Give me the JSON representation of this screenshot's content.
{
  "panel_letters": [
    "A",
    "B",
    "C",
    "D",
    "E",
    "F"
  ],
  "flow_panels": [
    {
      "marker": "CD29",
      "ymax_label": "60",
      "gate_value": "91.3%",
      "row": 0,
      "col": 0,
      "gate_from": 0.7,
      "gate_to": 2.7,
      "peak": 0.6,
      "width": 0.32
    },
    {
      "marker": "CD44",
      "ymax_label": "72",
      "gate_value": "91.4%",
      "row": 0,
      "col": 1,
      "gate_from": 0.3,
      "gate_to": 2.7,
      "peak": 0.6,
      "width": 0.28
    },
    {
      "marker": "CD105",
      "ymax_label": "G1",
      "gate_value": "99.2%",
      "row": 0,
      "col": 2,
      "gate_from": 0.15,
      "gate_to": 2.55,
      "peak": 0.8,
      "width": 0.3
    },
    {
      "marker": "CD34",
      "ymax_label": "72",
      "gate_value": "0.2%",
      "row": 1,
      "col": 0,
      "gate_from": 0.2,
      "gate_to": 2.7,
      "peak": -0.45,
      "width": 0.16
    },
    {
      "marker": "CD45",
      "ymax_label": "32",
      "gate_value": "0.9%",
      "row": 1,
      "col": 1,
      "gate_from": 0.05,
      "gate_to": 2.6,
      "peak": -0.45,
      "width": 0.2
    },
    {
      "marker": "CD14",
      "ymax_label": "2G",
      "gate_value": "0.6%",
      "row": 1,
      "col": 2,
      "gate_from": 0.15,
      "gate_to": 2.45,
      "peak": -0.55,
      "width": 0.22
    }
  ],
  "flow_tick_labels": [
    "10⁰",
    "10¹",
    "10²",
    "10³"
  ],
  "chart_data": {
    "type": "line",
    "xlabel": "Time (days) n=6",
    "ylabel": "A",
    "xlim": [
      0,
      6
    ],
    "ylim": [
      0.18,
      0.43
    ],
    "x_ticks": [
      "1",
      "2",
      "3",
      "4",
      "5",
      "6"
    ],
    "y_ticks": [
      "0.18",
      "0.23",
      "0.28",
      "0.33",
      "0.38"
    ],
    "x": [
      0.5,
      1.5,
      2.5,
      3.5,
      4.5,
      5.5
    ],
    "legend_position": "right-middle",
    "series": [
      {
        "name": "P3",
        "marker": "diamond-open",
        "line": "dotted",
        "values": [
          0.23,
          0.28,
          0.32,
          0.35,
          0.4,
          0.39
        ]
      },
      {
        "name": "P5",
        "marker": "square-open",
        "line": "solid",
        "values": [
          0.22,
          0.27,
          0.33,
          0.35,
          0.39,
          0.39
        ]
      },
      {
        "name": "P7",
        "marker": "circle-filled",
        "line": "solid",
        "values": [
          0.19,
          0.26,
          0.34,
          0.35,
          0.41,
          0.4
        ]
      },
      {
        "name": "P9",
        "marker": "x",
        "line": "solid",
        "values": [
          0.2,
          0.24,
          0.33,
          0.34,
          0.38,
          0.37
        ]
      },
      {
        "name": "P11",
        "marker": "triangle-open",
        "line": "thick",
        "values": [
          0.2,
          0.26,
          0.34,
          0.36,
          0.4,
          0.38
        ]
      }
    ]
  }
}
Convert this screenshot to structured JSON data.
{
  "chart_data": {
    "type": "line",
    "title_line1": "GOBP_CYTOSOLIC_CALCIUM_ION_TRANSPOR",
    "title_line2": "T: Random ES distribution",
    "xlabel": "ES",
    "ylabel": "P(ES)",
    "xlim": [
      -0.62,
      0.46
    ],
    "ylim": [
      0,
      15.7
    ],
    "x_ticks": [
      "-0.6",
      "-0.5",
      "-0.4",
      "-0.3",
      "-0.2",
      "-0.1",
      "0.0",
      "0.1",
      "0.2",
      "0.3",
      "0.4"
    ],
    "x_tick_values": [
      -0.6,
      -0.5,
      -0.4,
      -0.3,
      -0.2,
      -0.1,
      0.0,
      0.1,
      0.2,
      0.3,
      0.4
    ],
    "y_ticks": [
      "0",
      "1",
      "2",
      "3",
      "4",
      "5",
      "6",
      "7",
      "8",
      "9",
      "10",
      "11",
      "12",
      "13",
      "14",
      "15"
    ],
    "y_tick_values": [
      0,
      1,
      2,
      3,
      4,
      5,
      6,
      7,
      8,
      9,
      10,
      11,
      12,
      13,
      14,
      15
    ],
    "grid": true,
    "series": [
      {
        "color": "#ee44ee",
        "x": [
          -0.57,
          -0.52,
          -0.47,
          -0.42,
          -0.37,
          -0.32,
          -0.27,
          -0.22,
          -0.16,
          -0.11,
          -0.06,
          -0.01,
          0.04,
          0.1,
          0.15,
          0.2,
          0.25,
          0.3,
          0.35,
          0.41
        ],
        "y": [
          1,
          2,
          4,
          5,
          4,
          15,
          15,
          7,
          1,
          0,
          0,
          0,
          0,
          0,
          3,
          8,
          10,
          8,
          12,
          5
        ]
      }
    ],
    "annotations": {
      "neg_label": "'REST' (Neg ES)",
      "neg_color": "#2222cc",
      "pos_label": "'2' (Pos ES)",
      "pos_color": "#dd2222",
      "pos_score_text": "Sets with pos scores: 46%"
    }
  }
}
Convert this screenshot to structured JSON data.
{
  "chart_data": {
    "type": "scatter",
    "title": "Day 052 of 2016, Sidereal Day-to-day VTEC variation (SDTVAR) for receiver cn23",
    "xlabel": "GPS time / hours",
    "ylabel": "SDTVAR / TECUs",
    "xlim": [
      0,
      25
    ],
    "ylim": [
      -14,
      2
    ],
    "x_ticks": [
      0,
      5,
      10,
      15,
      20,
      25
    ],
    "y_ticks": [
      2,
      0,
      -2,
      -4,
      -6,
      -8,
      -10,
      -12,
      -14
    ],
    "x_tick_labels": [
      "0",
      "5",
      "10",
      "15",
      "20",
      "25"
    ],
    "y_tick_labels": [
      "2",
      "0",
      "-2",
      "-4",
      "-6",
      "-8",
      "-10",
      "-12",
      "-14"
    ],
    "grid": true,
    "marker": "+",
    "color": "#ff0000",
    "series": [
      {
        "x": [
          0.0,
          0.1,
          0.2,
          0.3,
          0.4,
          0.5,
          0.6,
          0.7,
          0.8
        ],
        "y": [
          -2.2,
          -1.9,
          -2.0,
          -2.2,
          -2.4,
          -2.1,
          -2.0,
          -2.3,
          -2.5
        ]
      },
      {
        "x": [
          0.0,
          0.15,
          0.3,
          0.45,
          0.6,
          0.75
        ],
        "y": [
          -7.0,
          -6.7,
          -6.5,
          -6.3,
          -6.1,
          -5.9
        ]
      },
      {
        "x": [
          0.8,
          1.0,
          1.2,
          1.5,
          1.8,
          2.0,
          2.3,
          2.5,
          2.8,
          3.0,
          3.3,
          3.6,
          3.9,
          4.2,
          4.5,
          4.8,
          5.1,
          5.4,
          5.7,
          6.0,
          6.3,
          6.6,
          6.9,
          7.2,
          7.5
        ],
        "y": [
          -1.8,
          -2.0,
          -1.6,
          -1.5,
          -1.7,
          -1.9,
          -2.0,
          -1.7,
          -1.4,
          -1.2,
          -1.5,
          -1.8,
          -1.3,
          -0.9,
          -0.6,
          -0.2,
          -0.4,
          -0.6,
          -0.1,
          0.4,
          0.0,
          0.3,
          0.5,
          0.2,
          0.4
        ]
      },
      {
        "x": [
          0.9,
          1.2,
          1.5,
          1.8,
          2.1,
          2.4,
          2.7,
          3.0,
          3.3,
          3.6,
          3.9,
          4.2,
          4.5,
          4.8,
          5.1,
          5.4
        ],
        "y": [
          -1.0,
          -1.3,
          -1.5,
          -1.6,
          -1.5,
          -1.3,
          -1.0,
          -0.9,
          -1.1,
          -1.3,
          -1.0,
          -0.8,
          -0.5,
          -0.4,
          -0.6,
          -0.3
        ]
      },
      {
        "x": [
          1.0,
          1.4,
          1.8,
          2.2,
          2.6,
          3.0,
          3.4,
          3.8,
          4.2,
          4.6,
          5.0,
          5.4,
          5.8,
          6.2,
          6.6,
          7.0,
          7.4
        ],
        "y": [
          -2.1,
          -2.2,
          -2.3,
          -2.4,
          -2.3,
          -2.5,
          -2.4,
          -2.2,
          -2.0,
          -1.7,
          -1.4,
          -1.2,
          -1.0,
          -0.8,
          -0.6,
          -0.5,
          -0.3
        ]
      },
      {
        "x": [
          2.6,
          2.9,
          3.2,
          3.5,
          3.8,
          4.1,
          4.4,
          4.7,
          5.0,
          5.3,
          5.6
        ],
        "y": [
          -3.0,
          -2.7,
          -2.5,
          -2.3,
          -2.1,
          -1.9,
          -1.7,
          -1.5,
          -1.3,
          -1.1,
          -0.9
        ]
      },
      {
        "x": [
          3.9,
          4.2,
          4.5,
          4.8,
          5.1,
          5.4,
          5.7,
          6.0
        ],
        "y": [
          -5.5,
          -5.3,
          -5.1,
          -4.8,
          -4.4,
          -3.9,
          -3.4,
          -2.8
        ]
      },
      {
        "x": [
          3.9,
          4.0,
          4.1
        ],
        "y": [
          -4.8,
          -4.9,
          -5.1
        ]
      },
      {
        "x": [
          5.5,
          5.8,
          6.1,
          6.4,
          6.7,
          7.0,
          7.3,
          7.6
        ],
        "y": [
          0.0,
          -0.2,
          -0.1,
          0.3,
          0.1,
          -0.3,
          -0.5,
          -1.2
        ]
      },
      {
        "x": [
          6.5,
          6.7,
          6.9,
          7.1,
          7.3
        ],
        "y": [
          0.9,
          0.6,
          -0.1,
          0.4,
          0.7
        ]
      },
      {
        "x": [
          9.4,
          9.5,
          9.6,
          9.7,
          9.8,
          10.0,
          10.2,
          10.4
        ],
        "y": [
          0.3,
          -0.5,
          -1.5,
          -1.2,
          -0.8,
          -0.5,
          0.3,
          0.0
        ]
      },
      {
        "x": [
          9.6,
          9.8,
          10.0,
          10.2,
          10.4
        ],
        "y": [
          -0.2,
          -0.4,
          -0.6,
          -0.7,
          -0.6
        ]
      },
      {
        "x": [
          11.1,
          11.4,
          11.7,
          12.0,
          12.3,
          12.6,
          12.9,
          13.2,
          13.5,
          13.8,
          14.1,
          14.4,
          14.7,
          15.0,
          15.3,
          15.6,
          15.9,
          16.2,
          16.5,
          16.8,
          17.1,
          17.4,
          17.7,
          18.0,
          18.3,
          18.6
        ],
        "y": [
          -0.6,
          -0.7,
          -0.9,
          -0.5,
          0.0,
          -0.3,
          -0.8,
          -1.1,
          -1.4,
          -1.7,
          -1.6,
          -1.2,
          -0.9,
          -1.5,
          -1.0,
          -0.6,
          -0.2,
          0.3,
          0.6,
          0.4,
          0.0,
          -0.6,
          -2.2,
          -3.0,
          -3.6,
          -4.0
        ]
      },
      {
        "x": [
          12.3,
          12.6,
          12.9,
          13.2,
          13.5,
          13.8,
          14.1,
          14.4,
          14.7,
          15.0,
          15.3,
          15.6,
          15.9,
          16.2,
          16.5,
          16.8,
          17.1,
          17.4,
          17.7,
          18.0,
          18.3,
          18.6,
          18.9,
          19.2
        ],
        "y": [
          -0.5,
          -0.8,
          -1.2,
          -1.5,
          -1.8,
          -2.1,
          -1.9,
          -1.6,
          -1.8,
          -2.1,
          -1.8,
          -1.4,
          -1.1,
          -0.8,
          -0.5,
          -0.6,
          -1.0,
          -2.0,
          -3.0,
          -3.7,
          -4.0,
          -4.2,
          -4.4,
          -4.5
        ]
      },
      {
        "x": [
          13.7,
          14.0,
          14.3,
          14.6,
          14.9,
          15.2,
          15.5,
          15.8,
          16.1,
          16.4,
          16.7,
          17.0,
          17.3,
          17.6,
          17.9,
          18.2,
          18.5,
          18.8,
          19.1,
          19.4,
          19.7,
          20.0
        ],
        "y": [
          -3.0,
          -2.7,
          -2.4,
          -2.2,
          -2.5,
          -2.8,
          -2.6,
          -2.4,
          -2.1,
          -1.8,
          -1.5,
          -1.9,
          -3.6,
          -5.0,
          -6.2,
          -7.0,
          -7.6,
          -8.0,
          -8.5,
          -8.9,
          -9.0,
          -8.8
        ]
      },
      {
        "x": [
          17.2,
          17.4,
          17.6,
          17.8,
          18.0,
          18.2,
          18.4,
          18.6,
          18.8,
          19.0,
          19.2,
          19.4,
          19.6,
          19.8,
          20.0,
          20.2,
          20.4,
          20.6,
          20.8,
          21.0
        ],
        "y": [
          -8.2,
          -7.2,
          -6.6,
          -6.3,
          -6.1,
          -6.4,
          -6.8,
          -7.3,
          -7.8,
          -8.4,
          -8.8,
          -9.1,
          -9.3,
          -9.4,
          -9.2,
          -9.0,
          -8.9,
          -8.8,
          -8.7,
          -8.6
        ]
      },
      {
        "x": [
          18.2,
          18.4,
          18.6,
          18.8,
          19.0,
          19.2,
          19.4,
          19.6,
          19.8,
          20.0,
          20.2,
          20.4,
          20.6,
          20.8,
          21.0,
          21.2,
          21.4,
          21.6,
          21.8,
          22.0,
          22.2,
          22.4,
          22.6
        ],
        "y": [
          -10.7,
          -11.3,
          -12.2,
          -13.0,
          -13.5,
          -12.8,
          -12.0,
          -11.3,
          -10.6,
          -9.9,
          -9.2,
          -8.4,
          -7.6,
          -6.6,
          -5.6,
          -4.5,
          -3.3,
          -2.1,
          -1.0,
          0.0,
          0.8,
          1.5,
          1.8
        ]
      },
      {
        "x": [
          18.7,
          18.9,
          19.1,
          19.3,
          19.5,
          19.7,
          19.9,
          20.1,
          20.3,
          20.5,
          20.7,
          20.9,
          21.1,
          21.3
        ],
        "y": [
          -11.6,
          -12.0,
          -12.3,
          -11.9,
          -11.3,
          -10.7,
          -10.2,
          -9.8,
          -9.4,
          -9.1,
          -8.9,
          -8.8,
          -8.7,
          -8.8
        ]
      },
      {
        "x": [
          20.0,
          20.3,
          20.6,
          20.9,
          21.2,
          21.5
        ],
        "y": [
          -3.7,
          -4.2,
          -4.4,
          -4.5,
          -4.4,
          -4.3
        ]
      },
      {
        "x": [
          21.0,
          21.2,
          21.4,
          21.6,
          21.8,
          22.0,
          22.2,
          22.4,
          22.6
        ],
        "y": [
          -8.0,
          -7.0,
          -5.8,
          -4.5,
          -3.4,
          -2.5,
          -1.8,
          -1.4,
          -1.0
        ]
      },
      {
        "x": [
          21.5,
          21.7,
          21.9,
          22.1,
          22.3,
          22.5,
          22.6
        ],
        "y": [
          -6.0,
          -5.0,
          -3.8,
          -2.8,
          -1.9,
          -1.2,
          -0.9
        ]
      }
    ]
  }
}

▸ Written problem
Identify and list each line with the word "width".

▸ Exercise solution
      "width": 0.32
      "width": 0.28
      "width": 0.3
      "width": 0.16
      "width": 0.2
      "width": 0.22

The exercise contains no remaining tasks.